#### [EXERCISE INSTRUCTIONS]
a – In the article on the 2008 SEC Tournament tornado, how long was the delay before the Mississippi State–Alabama game was completed?
b – Pick up the article on the 2008 SEC Tournament tornado after its final sentence and write the next part.

───── SOURCE EXTRACT ─────

Editor's note: At a time when sports are shut down, we take a look (in no particular order) at some of the bizarre moments from Georgia sports history.

Nobody knew how bad it was until hardware started falling from the roof of the Georgia Dome. When we say hardware, we’re talking about metal bolts six inches long and three-quarters-of-an-inch around dropping a couple of hundred feet to the floor. Moments before one of those landed with a resounding ping between press row and the stands surrounding the basketball court, there had been only a faint, distant roar and the ever-so-subtle swaying of a giant scoreboard dangling from the scaffolding underneath the fabric-covered ceiling.

» MORE: Tornado slams into downtown Atlanta

We know now that a tornado had ripped through downtown Atlanta and damaged the Georgia Dome as well as dozens of other buildings. But at the moment it occurred, as Mississippi State led Alabama 64-61 with 2:11 remaining in overtime of their quarterfinal matchup of the 2008 SEC Tournament, nobody knew what just happened. The game was stopped to take inventory of the situation and then, astonishingly, it would be completed after an hour-and-five-minute delay.

Debris flies as high winds hit the Georgia Dome on Friday night during the Missippi State-Alabama basketball game at the SEC tournament.

Credit: undefined

icon to expand image

Credit: undefined

Meanwhile, the Georgia’s men’s basketball team sat obliviously in a cinder-blocked locker room awaiting their turn to take the court.

“We’re just sitting in there waiting to play and somebody came in and told us that a tornado had hit the arena and they were evacuating, but just to sit tight,” said Sundiata Gaines, a senior point guard and co-captain of the team. “In my mind I’m thinking, ‘Wow, we need to get out of this arena.’ But they were saying the safest place for us at the time was the locker room.”

What was unknown at that moment was the hope that resided in that locker room with that Georgia team. The bottom-seeded Bulldogs were preparing to play the top-seeded Kentucky Wildcats that night, and no one outside that spartan space was giving them any shot to win.

“We had a bunch of guys who had been on teams that just weren’t very good the first couple of years,” co-captain Dave Bliss said. “Me and ‘Yatta’ (aka Gaines), Billy Humphrey, Terrance Woodbury, we worked really hard just to get the (program) out of the gutter. But I think the thing people forget is that we had been trending up for a while. Coming into the year, we were thinking we were going to be a really good team.”

It looked like they could be. The Bulldogs had finished 19-14 and played in the NIT the year before, and the core of that squad was back. Or so they thought.

───── SUPPLIED DATA ─────

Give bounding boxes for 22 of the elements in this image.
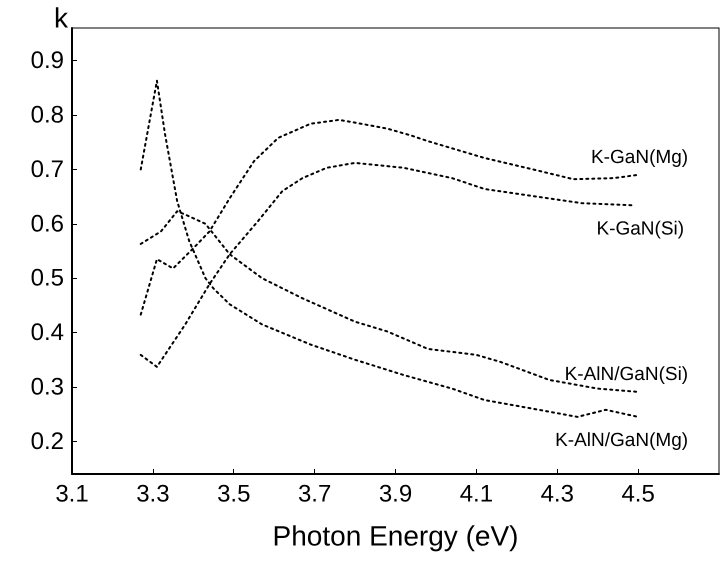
x-axis-title: Photon Energy (eV): [272, 520, 518, 552]
y-tick-label: 0.2: [30, 428, 64, 455]
y-tick-label: 0.5: [30, 264, 64, 292]
series-label: K-AlN/GaN(Mg): [555, 430, 688, 451]
x-tick-label: 4.3: [540, 480, 574, 508]
y-tick-label: 0.3: [30, 373, 64, 400]
series-label: K-GaN(Si): [596, 218, 684, 240]
series-label: K-AlN/GaN(Si): [564, 364, 688, 385]
y-tick-label: 0.7: [30, 156, 64, 183]
x-tick-label: 4.1: [460, 480, 494, 508]
y-tick-label: 0.9: [30, 47, 64, 74]
x-tick-label: 3.5: [217, 480, 250, 508]
x-tick-label: 3.9: [378, 480, 412, 508]
x-tick-label: 4.5: [621, 480, 655, 508]
y-tick-label: 0.6: [30, 210, 64, 238]
x-tick-label: 3.3: [136, 480, 170, 508]
x-tick-label: 3.1: [55, 480, 89, 508]
x-tick-label: 3.7: [298, 480, 332, 508]
y-tick-label: 0.8: [30, 102, 64, 129]
series-label: K-GaN(Mg): [591, 146, 688, 168]
y-axis-title: k: [54, 2, 69, 34]
y-tick-label: 0.4: [30, 319, 64, 346]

─────

#### [PER-TASK OUTPUTS]
a – An hour and five minutes.

b –
Takais Brown and Mike Mercer, stars of the 2006-07 team, were dismissed before the season started, taking their combined 27 points per game with them. Freshman Jeremy Jacob, a coveted signee out of Baton Rouge, suffered a broken foot six games in and was out. And Rashaad Singleton, a 7-foot sophomore from Florida, quit the team before it reconvened after the Christmas break.

» ALSO: Bizarre moments in Atlanta sports history

When they arrived at the 2008 SEC Tournament, the 14-16 Bulldogs entered having lost six of their past seven games to finish last in the East. Among those defeats was a 14-point loss at home to Ole Miss to cap the regular season.

But Georgia avenged that loss with an exhilarating 97-95 overtime win over the Rebels to open the SEC tournament. After topping 70 points just twice in the previous month, the Bulldogs nearly scored 100 their first time out in the postseason.

For their trouble, they drew the mighty Wildcats. Because of Kentucky’s past successes there, its fans had come to call the city “Catlanta.” Accordingly, the Wildcats’ faithful had per usual tinted the town blue.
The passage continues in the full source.